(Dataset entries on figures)
= = =
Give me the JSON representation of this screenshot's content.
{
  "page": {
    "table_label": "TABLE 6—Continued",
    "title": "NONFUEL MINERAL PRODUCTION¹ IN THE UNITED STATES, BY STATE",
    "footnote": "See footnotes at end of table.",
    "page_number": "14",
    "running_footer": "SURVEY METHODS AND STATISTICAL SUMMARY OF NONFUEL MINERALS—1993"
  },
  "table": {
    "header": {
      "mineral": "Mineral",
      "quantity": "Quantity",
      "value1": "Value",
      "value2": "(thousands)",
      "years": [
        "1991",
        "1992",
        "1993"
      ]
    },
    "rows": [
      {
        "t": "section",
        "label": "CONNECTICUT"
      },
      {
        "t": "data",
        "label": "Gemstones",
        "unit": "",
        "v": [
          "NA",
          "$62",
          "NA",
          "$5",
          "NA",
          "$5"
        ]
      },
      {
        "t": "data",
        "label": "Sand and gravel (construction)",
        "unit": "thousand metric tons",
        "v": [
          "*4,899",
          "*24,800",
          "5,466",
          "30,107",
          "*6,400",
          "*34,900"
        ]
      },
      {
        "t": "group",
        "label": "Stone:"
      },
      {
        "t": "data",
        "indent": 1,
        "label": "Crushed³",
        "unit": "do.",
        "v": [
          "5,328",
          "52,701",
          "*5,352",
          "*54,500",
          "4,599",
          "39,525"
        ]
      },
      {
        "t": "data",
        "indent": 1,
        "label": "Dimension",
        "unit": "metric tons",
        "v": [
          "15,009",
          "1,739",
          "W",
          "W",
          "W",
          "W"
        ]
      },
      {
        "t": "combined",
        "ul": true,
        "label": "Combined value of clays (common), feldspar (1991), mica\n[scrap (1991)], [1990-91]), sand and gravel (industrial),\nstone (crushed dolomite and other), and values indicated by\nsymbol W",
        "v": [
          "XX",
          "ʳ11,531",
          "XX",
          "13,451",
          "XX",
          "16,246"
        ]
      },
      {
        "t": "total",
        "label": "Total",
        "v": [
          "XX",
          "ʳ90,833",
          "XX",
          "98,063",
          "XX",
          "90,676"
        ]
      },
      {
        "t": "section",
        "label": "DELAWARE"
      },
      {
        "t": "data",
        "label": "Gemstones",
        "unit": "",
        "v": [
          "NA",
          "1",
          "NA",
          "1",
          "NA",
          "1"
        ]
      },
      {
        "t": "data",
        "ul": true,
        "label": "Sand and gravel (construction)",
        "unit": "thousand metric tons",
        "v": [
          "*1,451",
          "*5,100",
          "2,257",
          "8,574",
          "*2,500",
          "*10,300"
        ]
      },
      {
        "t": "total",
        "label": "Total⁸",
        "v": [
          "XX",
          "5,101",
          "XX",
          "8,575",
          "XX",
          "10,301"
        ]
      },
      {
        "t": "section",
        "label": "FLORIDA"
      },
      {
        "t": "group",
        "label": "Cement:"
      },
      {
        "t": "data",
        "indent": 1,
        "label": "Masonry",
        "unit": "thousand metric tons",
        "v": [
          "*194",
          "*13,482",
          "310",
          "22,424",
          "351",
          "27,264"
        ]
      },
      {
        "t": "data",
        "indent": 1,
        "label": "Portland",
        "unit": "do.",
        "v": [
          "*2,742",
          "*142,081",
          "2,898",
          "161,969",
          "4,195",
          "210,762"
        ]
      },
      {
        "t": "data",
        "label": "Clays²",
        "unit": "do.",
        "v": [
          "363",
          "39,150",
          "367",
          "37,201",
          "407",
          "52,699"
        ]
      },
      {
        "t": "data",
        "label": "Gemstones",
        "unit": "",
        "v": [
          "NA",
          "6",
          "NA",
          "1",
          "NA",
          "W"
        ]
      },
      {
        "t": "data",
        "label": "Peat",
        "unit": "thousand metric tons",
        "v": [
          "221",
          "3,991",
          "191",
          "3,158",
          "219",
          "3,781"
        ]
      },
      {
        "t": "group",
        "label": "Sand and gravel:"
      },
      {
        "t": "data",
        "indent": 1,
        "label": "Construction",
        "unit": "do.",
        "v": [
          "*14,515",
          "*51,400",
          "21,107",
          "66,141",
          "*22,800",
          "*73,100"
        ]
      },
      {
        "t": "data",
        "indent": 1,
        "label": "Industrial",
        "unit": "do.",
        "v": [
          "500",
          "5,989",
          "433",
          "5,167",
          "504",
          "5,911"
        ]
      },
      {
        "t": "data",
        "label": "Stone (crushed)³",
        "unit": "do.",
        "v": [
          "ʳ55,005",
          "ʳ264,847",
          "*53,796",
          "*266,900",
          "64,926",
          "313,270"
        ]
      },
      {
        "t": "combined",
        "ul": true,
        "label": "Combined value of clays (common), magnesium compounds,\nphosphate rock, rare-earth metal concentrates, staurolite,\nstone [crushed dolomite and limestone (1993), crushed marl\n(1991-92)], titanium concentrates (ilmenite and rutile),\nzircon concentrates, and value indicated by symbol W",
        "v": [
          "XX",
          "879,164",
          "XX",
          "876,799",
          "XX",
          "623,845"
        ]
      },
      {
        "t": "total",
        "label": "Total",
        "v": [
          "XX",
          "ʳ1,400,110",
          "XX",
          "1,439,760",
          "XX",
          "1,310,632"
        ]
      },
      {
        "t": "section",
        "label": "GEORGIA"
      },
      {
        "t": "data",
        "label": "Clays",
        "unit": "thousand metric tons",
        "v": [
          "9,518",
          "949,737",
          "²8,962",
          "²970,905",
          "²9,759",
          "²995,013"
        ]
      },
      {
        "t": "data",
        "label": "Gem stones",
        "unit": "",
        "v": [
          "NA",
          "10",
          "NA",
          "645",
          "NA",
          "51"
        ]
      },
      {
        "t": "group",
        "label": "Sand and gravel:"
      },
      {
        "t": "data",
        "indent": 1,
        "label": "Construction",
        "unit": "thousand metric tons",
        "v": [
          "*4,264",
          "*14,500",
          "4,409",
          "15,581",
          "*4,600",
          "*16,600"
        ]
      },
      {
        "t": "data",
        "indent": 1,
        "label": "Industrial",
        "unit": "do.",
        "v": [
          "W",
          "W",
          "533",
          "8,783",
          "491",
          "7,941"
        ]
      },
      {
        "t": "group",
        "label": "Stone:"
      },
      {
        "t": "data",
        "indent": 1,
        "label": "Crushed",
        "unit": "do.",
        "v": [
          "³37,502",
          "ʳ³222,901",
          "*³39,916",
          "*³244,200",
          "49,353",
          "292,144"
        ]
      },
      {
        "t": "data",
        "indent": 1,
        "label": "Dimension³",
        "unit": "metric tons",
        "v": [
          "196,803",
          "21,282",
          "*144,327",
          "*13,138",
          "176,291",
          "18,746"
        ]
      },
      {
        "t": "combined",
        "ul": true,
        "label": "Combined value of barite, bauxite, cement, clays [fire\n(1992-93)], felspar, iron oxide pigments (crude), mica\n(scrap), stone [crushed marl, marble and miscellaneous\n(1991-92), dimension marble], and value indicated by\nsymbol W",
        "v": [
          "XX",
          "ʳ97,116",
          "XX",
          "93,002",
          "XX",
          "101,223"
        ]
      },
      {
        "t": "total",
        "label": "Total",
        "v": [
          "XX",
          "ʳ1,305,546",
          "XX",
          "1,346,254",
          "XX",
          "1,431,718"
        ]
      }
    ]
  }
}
= = =
## Goal of the exercise
Show the data once more, exactly as it was written.

## Solution to this task
Give me the JSON representation of this screenshot's content.
{
  "page": {
    "table_label": "TABLE 6—Continued",
    "title": "NONFUEL MINERAL PRODUCTION¹ IN THE UNITED STATES, BY STATE",
    "footnote": "See footnotes at end of table.",
    "page_number": "14",
    "running_footer": "SURVEY METHODS AND STATISTICAL SUMMARY OF NONFUEL MINERALS—1993"
  },
  "table": {
    "header": {
      "mineral": "Mineral",
      "quantity": "Quantity",
      "value1": "Value",
      "value2": "(thousands)",
      "years": [
        "1991",
        "1992",
        "1993"
      ]
    },
    "rows": [
      {
        "t": "section",
        "label": "CONNECTICUT"
      },
      {
        "t": "data",
        "label": "Gemstones",
        "unit": "",
        "v": [
          "NA",
          "$62",
          "NA",
          "$5",
          "NA",
          "$5"
        ]
      },
      {
        "t": "data",
        "label": "Sand and gravel (construction)",
        "unit": "thousand metric tons",
        "v": [
          "*4,899",
          "*24,800",
          "5,466",
          "30,107",
          "*6,400",
          "*34,900"
        ]
      },
      {
        "t": "group",
        "label": "Stone:"
      },
      {
        "t": "data",
        "indent": 1,
        "label": "Crushed³",
        "unit": "do.",
        "v": [
          "5,328",
          "52,701",
          "*5,352",
          "*54,500",
          "4,599",
          "39,525"
        ]
      },
      {
        "t": "data",
        "indent": 1,
        "label": "Dimension",
        "unit": "metric tons",
        "v": [
          "15,009",
          "1,739",
          "W",
          "W",
          "W",
          "W"
        ]
      },
      {
        "t": "combined",
        "ul": true,
        "label": "Combined value of clays (common), feldspar (1991), mica\n[scrap (1991)], [1990-91]), sand and gravel (industrial),\nstone (crushed dolomite and other), and values indicated by\nsymbol W",
        "v": [
          "XX",
          "ʳ11,531",
          "XX",
          "13,451",
          "XX",
          "16,246"
        ]
      },
      {
        "t": "total",
        "label": "Total",
        "v": [
          "XX",
          "ʳ90,833",
          "XX",
          "98,063",
          "XX",
          "90,676"
        ]
      },
      {
        "t": "section",
        "label": "DELAWARE"
      },
      {
        "t": "data",
        "label": "Gemstones",
        "unit": "",
        "v": [
          "NA",
          "1",
          "NA",
          "1",
          "NA",
          "1"
        ]
      },
      {
        "t": "data",
        "ul": true,
        "label": "Sand and gravel (construction)",
        "unit": "thousand metric tons",
        "v": [
          "*1,451",
          "*5,100",
          "2,257",
          "8,574",
          "*2,500",
          "*10,300"
        ]
      },
      {
        "t": "total",
        "label": "Total⁸",
        "v": [
          "XX",
          "5,101",
          "XX",
          "8,575",
          "XX",
          "10,301"
        ]
      },
      {
        "t": "section",
        "label": "FLORIDA"
      },
      {
        "t": "group",
        "label": "Cement:"
      },
      {
        "t": "data",
        "indent": 1,
        "label": "Masonry",
        "unit": "thousand metric tons",
        "v": [
          "*194",
          "*13,482",
          "310",
          "22,424",
          "351",
          "27,264"
        ]
      },
      {
        "t": "data",
        "indent": 1,
        "label": "Portland",
        "unit": "do.",
        "v": [
          "*2,742",
          "*142,081",
          "2,898",
          "161,969",
          "4,195",
          "210,762"
        ]
      },
      {
        "t": "data",
        "label": "Clays²",
        "unit": "do.",
        "v": [
          "363",
          "39,150",
          "367",
          "37,201",
          "407",
          "52,699"
        ]
      },
      {
        "t": "data",
        "label": "Gemstones",
        "unit": "",
        "v": [
          "NA",
          "6",
          "NA",
          "1",
          "NA",
          "W"
        ]
      },
      {
        "t": "data",
        "label": "Peat",
        "unit": "thousand metric tons",
        "v": [
          "221",
          "3,991",
          "191",
          "3,158",
          "219",
          "3,781"
        ]
      },
      {
        "t": "group",
        "label": "Sand and gravel:"
      },
      {
        "t": "data",
        "indent": 1,
        "label": "Construction",
        "unit": "do.",
        "v": [
          "*14,515",
          "*51,400",
          "21,107",
          "66,141",
          "*22,800",
          "*73,100"
        ]
      },
      {
        "t": "data",
        "indent": 1,
        "label": "Industrial",
        "unit": "do.",
        "v": [
          "500",
          "5,989",
          "433",
          "5,167",
          "504",
          "5,911"
        ]
      },
      {
        "t": "data",
        "label": "Stone (crushed)³",
        "unit": "do.",
        "v": [
          "ʳ55,005",
          "ʳ264,847",
          "*53,796",
          "*266,900",
          "64,926",
          "313,270"
        ]
      },
      {
        "t": "combined",
        "ul": true,
        "label": "Combined value of clays (common), magnesium compounds,\nphosphate rock, rare-earth metal concentrates, staurolite,\nstone [crushed dolomite and limestone (1993), crushed marl\n(1991-92)], titanium concentrates (ilmenite and rutile),\nzircon concentrates, and value indicated by symbol W",
        "v": [
          "XX",
          "879,164",
          "XX",
          "876,799",
          "XX",
          "623,845"
        ]
      },
      {
        "t": "total",
        "label": "Total",
        "v": [
          "XX",
          "ʳ1,400,110",
          "XX",
          "1,439,760",
          "XX",
          "1,310,632"
        ]
      },
      {
        "t": "section",
        "label": "GEORGIA"
      },
      {
        "t": "data",
        "label": "Clays",
        "unit": "thousand metric tons",
        "v": [
          "9,518",
          "949,737",
          "²8,962",
          "²970,905",
          "²9,759",
          "²995,013"
        ]
      },
      {
        "t": "data",
        "label": "Gem stones",
        "unit": "",
        "v": [
          "NA",
          "10",
          "NA",
          "645",
          "NA",
          "51"
        ]
      },
      {
        "t": "group",
        "label": "Sand and gravel:"
      },
      {
        "t": "data",
        "indent": 1,
        "label": "Construction",
        "unit": "thousand metric tons",
        "v": [
          "*4,264",
          "*14,500",
          "4,409",
          "15,581",
          "*4,600",
          "*16,600"
        ]
      },
      {
        "t": "data",
        "indent": 1,
        "label": "Industrial",
        "unit": "do.",
        "v": [
          "W",
          "W",
          "533",
          "8,783",
          "491",
          "7,941"
        ]
      },
      {
        "t": "group",
        "label": "Stone:"
      },
      {
        "t": "data",
        "indent": 1,
        "label": "Crushed",
        "unit": "do.",
        "v": [
          "³37,502",
          "ʳ³222,901",
          "*³39,916",
          "*³244,200",
          "49,353",
          "292,144"
        ]
      },
      {
        "t": "data",
        "indent": 1,
        "label": "Dimension³",
        "unit": "metric tons",
        "v": [
          "196,803",
          "21,282",
          "*144,327",
          "*13,138",
          "176,291",
          "18,746"
        ]
      },
      {
        "t": "combined",
        "ul": true,
        "label": "Combined value of barite, bauxite, cement, clays [fire\n(1992-93)], felspar, iron oxide pigments (crude), mica\n(scrap), stone [crushed marl, marble and miscellaneous\n(1991-92), dimension marble], and value indicated by\nsymbol W",
        "v": [
          "XX",
          "ʳ97,116",
          "XX",
          "93,002",
          "XX",
          "101,223"
        ]
      },
      {
        "t": "total",
        "label": "Total",
        "v": [
          "XX",
          "ʳ1,305,546",
          "XX",
          "1,346,254",
          "XX",
          "1,431,718"
        ]
      }
    ]
  }
}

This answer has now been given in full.